__GOAL OF THE EXERCISE__
Please rewrite the listing from its first line through the line containing "target-size-input[interactable]: 8 <box>153", replacing "pixel-space" with "screen-space" and leaving everything else unchanged.

(Data listing)
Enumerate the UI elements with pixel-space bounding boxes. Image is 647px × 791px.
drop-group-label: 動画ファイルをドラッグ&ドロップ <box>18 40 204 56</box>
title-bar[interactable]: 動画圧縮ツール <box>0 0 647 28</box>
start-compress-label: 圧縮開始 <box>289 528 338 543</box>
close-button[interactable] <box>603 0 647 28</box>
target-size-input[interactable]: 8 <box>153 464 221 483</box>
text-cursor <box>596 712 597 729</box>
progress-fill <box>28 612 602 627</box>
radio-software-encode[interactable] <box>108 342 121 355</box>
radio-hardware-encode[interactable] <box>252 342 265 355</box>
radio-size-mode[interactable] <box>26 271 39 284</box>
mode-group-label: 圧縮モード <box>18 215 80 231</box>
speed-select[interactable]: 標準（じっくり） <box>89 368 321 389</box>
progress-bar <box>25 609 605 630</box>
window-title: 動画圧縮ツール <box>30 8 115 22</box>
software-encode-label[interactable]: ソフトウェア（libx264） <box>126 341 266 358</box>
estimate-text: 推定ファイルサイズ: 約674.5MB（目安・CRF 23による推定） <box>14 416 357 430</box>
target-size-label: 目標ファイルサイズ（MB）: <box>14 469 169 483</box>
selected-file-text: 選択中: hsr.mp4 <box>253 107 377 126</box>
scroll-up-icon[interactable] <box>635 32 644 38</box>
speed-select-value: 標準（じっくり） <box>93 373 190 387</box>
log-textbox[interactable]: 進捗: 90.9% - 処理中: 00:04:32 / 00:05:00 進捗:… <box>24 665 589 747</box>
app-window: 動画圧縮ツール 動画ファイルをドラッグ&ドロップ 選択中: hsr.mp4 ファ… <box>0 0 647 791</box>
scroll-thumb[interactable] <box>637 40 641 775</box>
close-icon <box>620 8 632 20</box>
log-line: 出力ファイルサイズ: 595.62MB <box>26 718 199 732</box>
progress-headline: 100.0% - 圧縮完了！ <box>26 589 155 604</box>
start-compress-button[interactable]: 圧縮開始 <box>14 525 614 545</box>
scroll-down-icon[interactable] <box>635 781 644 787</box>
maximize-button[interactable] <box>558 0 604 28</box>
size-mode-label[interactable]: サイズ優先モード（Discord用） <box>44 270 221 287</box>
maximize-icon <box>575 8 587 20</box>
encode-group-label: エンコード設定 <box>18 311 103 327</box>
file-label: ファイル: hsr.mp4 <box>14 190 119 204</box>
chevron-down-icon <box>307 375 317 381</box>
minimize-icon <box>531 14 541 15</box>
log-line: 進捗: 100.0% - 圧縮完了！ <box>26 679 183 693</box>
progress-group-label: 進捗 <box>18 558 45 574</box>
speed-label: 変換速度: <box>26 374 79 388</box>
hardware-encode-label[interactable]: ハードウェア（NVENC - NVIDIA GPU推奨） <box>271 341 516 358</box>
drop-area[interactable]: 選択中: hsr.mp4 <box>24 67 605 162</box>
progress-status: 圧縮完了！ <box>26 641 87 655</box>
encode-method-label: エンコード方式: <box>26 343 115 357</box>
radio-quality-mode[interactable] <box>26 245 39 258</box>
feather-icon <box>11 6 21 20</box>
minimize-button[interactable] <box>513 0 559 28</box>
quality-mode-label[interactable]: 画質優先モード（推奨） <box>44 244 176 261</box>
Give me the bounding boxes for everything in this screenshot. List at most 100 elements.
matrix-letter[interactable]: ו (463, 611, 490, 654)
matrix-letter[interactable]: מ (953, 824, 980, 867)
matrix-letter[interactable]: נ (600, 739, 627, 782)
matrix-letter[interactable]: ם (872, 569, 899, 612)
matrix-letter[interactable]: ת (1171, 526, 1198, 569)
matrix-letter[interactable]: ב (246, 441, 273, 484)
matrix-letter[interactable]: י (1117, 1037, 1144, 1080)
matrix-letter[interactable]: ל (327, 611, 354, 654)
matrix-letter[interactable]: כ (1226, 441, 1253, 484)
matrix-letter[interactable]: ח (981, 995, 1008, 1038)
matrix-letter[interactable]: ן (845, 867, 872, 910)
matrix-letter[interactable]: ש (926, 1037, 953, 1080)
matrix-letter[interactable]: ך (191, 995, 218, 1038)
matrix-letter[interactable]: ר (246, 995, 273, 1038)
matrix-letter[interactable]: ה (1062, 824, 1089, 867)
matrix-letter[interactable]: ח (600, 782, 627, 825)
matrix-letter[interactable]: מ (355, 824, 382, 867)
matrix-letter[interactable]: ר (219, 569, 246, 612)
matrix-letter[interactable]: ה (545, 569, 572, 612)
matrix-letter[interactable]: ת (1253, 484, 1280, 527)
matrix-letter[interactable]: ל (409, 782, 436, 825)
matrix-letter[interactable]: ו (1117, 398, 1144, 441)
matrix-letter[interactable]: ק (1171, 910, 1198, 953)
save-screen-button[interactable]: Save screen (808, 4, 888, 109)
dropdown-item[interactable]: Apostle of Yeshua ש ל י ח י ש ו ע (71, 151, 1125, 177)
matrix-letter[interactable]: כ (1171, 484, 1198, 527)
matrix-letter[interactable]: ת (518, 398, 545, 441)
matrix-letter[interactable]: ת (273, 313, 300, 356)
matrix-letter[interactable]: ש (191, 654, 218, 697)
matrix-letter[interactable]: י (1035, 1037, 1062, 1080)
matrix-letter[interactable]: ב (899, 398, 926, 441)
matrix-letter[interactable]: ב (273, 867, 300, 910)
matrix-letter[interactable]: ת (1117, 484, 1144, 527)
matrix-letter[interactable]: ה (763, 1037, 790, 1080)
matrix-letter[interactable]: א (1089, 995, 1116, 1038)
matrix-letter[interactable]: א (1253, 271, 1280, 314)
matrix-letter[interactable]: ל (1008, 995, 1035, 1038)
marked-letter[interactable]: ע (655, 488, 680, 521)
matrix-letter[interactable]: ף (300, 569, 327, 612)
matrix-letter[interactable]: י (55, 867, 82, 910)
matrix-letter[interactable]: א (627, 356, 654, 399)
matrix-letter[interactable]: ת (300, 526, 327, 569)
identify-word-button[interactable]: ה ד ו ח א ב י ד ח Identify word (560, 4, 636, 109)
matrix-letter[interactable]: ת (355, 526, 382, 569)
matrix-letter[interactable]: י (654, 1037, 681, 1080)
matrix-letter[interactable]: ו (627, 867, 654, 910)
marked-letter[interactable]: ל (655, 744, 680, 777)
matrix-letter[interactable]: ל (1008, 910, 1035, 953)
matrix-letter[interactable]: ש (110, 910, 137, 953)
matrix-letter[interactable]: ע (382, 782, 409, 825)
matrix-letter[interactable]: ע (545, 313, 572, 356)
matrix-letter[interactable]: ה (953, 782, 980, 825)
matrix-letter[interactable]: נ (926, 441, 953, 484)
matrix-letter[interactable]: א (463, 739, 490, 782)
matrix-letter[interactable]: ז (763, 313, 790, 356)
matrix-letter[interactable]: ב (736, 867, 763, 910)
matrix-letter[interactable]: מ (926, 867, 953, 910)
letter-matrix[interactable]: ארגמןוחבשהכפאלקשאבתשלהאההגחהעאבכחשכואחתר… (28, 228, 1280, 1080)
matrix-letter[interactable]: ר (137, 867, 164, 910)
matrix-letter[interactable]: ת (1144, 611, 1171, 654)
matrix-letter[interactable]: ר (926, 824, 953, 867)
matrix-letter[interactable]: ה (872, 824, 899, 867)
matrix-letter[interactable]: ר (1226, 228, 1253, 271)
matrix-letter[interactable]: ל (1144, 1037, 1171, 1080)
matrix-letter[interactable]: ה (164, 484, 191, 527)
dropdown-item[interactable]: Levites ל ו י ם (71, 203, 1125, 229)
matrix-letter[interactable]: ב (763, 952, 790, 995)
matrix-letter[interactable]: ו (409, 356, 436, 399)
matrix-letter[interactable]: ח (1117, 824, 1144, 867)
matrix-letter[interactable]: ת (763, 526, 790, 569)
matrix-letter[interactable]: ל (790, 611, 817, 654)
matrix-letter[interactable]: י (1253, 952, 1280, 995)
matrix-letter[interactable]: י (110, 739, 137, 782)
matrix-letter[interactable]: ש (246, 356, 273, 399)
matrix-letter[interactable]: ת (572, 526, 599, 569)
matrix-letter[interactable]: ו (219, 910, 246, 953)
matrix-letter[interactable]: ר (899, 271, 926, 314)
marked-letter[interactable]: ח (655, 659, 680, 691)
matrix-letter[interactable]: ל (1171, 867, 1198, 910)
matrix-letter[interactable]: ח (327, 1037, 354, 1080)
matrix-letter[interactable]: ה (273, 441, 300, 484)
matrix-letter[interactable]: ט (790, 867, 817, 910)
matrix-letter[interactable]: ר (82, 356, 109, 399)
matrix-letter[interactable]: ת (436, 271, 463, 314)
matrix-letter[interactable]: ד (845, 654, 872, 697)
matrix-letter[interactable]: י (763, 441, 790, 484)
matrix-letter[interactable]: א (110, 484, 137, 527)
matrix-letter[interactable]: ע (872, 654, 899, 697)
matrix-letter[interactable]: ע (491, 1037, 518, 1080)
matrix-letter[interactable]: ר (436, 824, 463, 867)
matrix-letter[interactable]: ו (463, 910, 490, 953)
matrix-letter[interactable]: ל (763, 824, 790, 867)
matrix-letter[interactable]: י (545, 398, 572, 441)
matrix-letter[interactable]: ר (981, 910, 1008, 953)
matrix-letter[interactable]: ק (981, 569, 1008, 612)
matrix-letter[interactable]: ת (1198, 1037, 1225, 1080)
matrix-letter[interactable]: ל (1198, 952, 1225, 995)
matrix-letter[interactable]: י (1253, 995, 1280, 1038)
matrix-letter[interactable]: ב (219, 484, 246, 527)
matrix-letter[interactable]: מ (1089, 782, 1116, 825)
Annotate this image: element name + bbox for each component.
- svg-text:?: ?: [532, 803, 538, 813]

__EXERCISE RESPONSE__
Enumerate the UI elements with screen-space bounding boxes. Image is 647px × 791px.
drop-group-label: 動画ファイルをドラッグ&ドロップ <box>18 40 204 56</box>
title-bar[interactable]: 動画圧縮ツール <box>0 0 647 28</box>
start-compress-label: 圧縮開始 <box>289 528 338 543</box>
close-button[interactable] <box>603 0 647 28</box>
target-size-input[interactable]: 8 <box>153 464 221 483</box>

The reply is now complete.